## About this exercise
The records below need to be set down again exactly; their images stay out.

________________

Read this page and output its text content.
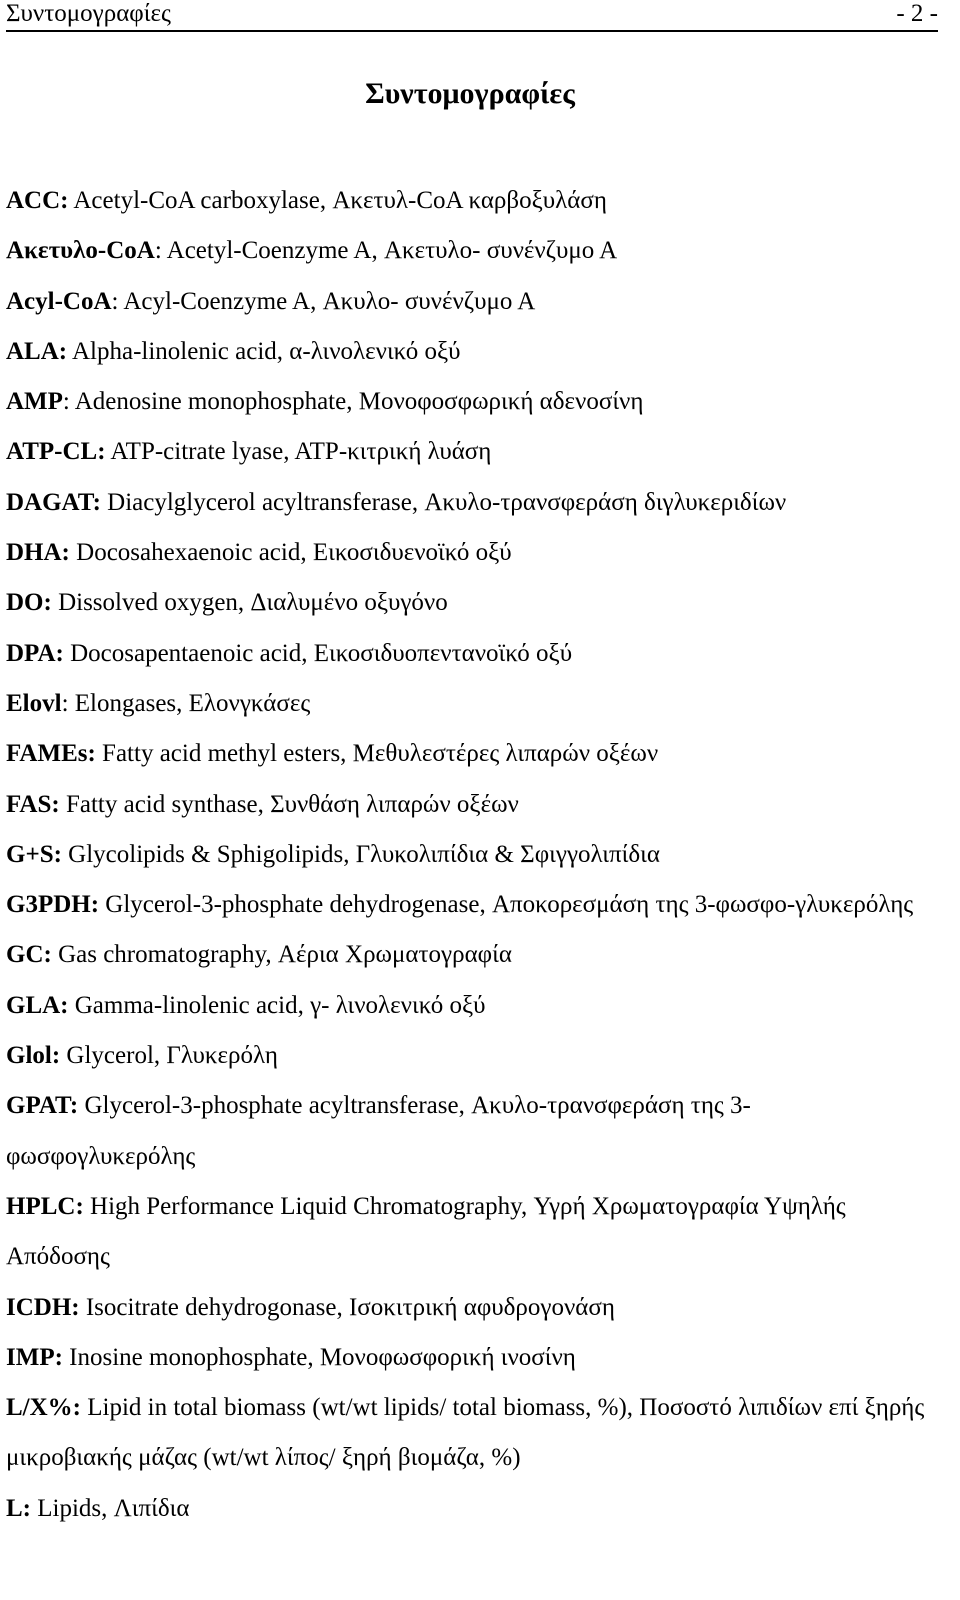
Συντομογραφίες	- 2 -
Συντομογραφίες

ACC: Acetyl-CoA carboxylase, Ακετυλ-CoA καρβοξυλάση

Ακετυλο-CoA: Acetyl-Coenzyme A, Ακετυλο- συνένζυμο Α

Acyl-CoA: Acyl-Coenzyme A, Ακυλο- συνένζυμο Α

ALA: Alpha-linolenic acid, α-λινολενικό οξύ

AMP: Adenosine monophosphate, Μονοφοσφωρική αδενοσίνη

ATP-CL: ATP-citrate lyase, ATP-κιτρική λυάση

DAGAT: Diacylglycerol acyltransferase, Ακυλο-τρανσφεράση διγλυκεριδίων

DHA: Docosahexaenoic acid, Εικοσιδυενοϊκό οξύ

DO: Dissolved oxygen, Διαλυμένο οξυγόνο

DPA: Docosapentaenoic acid, Εικοσιδυοπεντανοϊκό οξύ

Elovl: Elongases, Ελονγκάσες

FAMEs: Fatty acid methyl esters, Μεθυλεστέρες λιπαρών οξέων

FAS: Fatty acid synthase, Συνθάση λιπαρών οξέων

G+S: Glycolipids & Sphigolipids, Γλυκολιπίδια & Σφιγγολιπίδια

G3PDH: Glycerol-3-phosphate dehydrogenase, Αποκορεσμάση της 3-φωσφο-γλυκερόλης

GC: Gas chromatography, Αέρια Χρωματογραφία

GLA: Gamma-linolenic acid, γ- λινολενικό οξύ

Glol: Glycerol, Γλυκερόλη

GPAT: Glycerol-3-phosphate acyltransferase, Ακυλο-τρανσφεράση της 3-φωσφογλυκερόλης

HPLC: High Performance Liquid Chromatography, Υγρή Χρωματογραφία Υψηλής Απόδοσης

ICDH: Isocitrate dehydrogonase, Ισοκιτρική αφυδρογονάση

IMP: Inosine monophosphate, Μονοφωσφορική ινοσίνη

L/X%: Lipid in total biomass (wt/wt lipids/ total biomass, %), Ποσοστό λιπιδίων επί ξηρής μικροβιακής μάζας (wt/wt λίπος/ ξηρή βιομάζα, %)

L: Lipids, Λιπίδια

________________

## Answer to this task
Read this page and output its text content.
Συντομογραφίες	- 2 -
Συντομογραφίες

ACC: Acetyl-CoA carboxylase, Ακετυλ-CoA καρβοξυλάση

Ακετυλο-CoA: Acetyl-Coenzyme A, Ακετυλο- συνένζυμο Α

Acyl-CoA: Acyl-Coenzyme A, Ακυλο- συνένζυμο Α

ALA: Alpha-linolenic acid, α-λινολενικό οξύ

AMP: Adenosine monophosphate, Μονοφοσφωρική αδενοσίνη

ATP-CL: ATP-citrate lyase, ATP-κιτρική λυάση

DAGAT: Diacylglycerol acyltransferase, Ακυλο-τρανσφεράση διγλυκεριδίων

DHA: Docosahexaenoic acid, Εικοσιδυενοϊκό οξύ

DO: Dissolved oxygen, Διαλυμένο οξυγόνο

DPA: Docosapentaenoic acid, Εικοσιδυοπεντανοϊκό οξύ

Elovl: Elongases, Ελονγκάσες

FAMEs: Fatty acid methyl esters, Μεθυλεστέρες λιπαρών οξέων

FAS: Fatty acid synthase, Συνθάση λιπαρών οξέων

G+S: Glycolipids & Sphigolipids, Γλυκολιπίδια & Σφιγγολιπίδια

G3PDH: Glycerol-3-phosphate dehydrogenase, Αποκορεσμάση της 3-φωσφο-γλυκερόλης

GC: Gas chromatography, Αέρια Χρωματογραφία

GLA: Gamma-linolenic acid, γ- λινολενικό οξύ

Glol: Glycerol, Γλυκερόλη

GPAT: Glycerol-3-phosphate acyltransferase, Ακυλο-τρανσφεράση της 3-φωσφογλυκερόλης

HPLC: High Performance Liquid Chromatography, Υγρή Χρωματογραφία Υψηλής Απόδοσης

ICDH: Isocitrate dehydrogonase, Ισοκιτρική αφυδρογονάση

IMP: Inosine monophosphate, Μονοφωσφορική ινοσίνη

L/X%: Lipid in total biomass (wt/wt lipids/ total biomass, %), Ποσοστό λιπιδίων επί ξηρής μικροβιακής μάζας (wt/wt λίπος/ ξηρή βιομάζα, %)

L: Lipids, Λιπίδια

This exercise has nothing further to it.